• **WHAT IS BEING ASKED**: Repeat the material exactly as it appears.

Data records
********************

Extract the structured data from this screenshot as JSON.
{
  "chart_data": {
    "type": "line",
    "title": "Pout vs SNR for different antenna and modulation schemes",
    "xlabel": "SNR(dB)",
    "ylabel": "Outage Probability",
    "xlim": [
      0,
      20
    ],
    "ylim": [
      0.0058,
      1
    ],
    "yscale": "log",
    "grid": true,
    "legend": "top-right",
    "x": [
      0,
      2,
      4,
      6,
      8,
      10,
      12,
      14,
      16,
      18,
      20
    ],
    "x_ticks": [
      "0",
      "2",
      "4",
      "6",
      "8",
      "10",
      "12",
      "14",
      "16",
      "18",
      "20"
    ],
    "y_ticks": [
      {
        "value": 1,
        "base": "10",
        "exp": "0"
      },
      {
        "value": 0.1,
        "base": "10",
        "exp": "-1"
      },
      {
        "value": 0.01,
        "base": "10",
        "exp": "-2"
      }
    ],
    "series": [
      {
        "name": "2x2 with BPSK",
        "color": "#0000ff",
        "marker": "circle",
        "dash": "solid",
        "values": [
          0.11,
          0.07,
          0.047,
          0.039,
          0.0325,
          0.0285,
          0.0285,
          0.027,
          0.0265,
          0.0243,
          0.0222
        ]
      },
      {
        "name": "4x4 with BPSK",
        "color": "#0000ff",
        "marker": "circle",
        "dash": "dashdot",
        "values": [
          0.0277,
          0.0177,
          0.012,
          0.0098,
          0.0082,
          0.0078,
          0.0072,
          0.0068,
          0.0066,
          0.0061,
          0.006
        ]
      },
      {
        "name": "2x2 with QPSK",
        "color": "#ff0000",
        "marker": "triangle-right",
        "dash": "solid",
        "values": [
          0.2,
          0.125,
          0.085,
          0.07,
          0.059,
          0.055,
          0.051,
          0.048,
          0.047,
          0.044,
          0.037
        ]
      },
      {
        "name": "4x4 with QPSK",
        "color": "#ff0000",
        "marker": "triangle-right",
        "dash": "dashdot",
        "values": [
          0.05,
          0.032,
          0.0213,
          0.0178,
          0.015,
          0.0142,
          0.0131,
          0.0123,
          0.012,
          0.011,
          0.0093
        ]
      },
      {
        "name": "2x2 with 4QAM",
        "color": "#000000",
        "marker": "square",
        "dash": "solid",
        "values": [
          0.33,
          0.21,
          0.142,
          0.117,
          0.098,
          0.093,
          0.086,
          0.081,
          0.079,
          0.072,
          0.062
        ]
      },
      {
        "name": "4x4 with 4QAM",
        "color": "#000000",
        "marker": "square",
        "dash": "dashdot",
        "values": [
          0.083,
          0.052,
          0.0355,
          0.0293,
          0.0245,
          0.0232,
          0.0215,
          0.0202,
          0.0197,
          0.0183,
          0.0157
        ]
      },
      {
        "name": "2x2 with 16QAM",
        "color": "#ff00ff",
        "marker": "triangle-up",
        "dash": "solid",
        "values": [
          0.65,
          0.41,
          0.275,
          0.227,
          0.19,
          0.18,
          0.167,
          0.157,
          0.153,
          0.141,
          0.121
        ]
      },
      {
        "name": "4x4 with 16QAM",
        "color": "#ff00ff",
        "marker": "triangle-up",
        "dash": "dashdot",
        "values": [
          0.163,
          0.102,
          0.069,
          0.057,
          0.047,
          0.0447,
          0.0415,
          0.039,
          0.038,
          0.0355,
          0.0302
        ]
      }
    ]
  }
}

********************

• **EXERCISE RESPONSE**:
Extract the structured data from this screenshot as JSON.
{
  "chart_data": {
    "type": "line",
    "title": "Pout vs SNR for different antenna and modulation schemes",
    "xlabel": "SNR(dB)",
    "ylabel": "Outage Probability",
    "xlim": [
      0,
      20
    ],
    "ylim": [
      0.0058,
      1
    ],
    "yscale": "log",
    "grid": true,
    "legend": "top-right",
    "x": [
      0,
      2,
      4,
      6,
      8,
      10,
      12,
      14,
      16,
      18,
      20
    ],
    "x_ticks": [
      "0",
      "2",
      "4",
      "6",
      "8",
      "10",
      "12",
      "14",
      "16",
      "18",
      "20"
    ],
    "y_ticks": [
      {
        "value": 1,
        "base": "10",
        "exp": "0"
      },
      {
        "value": 0.1,
        "base": "10",
        "exp": "-1"
      },
      {
        "value": 0.01,
        "base": "10",
        "exp": "-2"
      }
    ],
    "series": [
      {
        "name": "2x2 with BPSK",
        "color": "#0000ff",
        "marker": "circle",
        "dash": "solid",
        "values": [
          0.11,
          0.07,
          0.047,
          0.039,
          0.0325,
          0.0285,
          0.0285,
          0.027,
          0.0265,
          0.0243,
          0.0222
        ]
      },
      {
        "name": "4x4 with BPSK",
        "color": "#0000ff",
        "marker": "circle",
        "dash": "dashdot",
        "values": [
          0.0277,
          0.0177,
          0.012,
          0.0098,
          0.0082,
          0.0078,
          0.0072,
          0.0068,
          0.0066,
          0.0061,
          0.006
        ]
      },
      {
        "name": "2x2 with QPSK",
        "color": "#ff0000",
        "marker": "triangle-right",
        "dash": "solid",
        "values": [
          0.2,
          0.125,
          0.085,
          0.07,
          0.059,
          0.055,
          0.051,
          0.048,
          0.047,
          0.044,
          0.037
        ]
      },
      {
        "name": "4x4 with QPSK",
        "color": "#ff0000",
        "marker": "triangle-right",
        "dash": "dashdot",
        "values": [
          0.05,
          0.032,
          0.0213,
          0.0178,
          0.015,
          0.0142,
          0.0131,
          0.0123,
          0.012,
          0.011,
          0.0093
        ]
      },
      {
        "name": "2x2 with 4QAM",
        "color": "#000000",
        "marker": "square",
        "dash": "solid",
        "values": [
          0.33,
          0.21,
          0.142,
          0.117,
          0.098,
          0.093,
          0.086,
          0.081,
          0.079,
          0.072,
          0.062
        ]
      },
      {
        "name": "4x4 with 4QAM",
        "color": "#000000",
        "marker": "square",
        "dash": "dashdot",
        "values": [
          0.083,
          0.052,
          0.0355,
          0.0293,
          0.0245,
          0.0232,
          0.0215,
          0.0202,
          0.0197,
          0.0183,
          0.0157
        ]
      },
      {
        "name": "2x2 with 16QAM",
        "color": "#ff00ff",
        "marker": "triangle-up",
        "dash": "solid",
        "values": [
          0.65,
          0.41,
          0.275,
          0.227,
          0.19,
          0.18,
          0.167,
          0.157,
          0.153,
          0.141,
          0.121
        ]
      },
      {
        "name": "4x4 with 16QAM",
        "color": "#ff00ff",
        "marker": "triangle-up",
        "dash": "dashdot",
        "values": [
          0.163,
          0.102,
          0.069,
          0.057,
          0.047,
          0.0447,
          0.0415,
          0.039,
          0.038,
          0.0355,
          0.0302
        ]
      }
    ]
  }
}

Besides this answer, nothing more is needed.